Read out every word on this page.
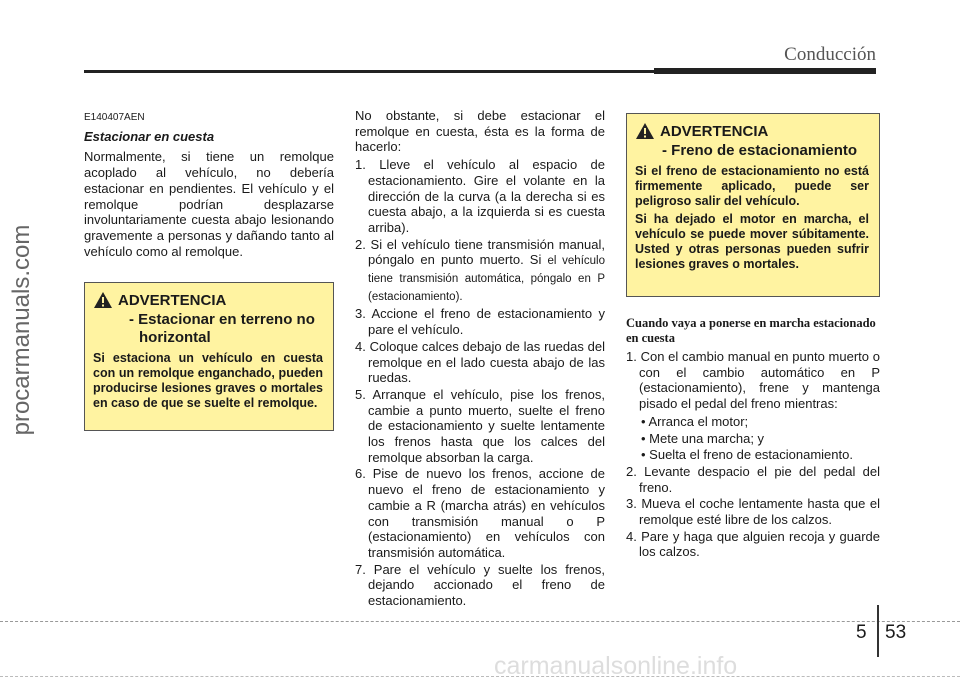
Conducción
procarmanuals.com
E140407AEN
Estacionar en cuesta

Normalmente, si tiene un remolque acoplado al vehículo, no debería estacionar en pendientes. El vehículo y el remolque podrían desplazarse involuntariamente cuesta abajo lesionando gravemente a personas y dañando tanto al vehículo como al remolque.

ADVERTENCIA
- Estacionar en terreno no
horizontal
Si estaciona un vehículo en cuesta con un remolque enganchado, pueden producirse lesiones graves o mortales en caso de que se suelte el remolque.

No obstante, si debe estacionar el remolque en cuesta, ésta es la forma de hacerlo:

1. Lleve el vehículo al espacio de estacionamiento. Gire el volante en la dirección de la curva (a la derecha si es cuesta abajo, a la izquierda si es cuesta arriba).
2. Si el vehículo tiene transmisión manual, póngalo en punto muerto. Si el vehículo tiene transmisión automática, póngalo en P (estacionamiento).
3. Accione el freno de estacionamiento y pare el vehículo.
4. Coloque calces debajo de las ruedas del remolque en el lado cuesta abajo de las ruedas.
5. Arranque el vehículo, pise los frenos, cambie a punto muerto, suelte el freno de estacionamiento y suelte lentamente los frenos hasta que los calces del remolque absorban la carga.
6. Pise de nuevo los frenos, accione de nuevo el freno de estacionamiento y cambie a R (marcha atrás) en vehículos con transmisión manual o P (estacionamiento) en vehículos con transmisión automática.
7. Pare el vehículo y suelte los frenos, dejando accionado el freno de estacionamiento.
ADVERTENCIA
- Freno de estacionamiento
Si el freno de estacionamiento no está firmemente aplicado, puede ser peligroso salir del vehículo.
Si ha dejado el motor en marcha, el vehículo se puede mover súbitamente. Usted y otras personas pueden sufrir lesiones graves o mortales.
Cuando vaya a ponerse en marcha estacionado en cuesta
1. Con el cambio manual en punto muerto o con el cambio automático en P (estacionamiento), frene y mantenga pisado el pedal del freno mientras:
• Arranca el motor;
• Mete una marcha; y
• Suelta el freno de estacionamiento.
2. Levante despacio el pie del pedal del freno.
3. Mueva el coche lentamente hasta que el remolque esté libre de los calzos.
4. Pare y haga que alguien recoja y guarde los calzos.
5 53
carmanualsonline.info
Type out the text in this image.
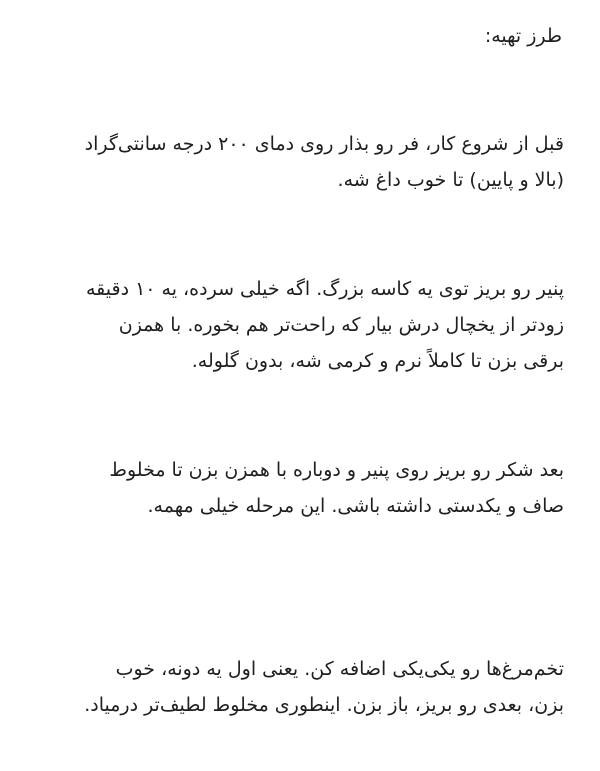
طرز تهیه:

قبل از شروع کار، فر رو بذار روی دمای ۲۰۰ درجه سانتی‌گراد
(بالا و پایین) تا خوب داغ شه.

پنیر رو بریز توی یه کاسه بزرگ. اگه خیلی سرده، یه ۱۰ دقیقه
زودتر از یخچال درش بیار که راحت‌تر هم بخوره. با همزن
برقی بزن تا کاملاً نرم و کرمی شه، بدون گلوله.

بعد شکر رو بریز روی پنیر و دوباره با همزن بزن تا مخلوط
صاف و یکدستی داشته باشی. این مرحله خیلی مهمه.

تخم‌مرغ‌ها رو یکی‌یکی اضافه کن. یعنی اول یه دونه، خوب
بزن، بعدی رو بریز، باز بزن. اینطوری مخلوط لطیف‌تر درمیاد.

________________

* _YOUR OBJECTIVE_: Write out exactly the lines from the one containing "Type out the text in this image." through the last line of the records above, both ends included, and leave out any pictures.

* _TASK ANSWER_:
Type out the text in this image.
طرز تهیه:

قبل از شروع کار، فر رو بذار روی دمای ۲۰۰ درجه سانتی‌گراد
(بالا و پایین) تا خوب داغ شه.

پنیر رو بریز توی یه کاسه بزرگ. اگه خیلی سرده، یه ۱۰ دقیقه
زودتر از یخچال درش بیار که راحت‌تر هم بخوره. با همزن
برقی بزن تا کاملاً نرم و کرمی شه، بدون گلوله.

بعد شکر رو بریز روی پنیر و دوباره با همزن بزن تا مخلوط
صاف و یکدستی داشته باشی. این مرحله خیلی مهمه.

تخم‌مرغ‌ها رو یکی‌یکی اضافه کن. یعنی اول یه دونه، خوب
بزن، بعدی رو بریز، باز بزن. اینطوری مخلوط لطیف‌تر درمیاد.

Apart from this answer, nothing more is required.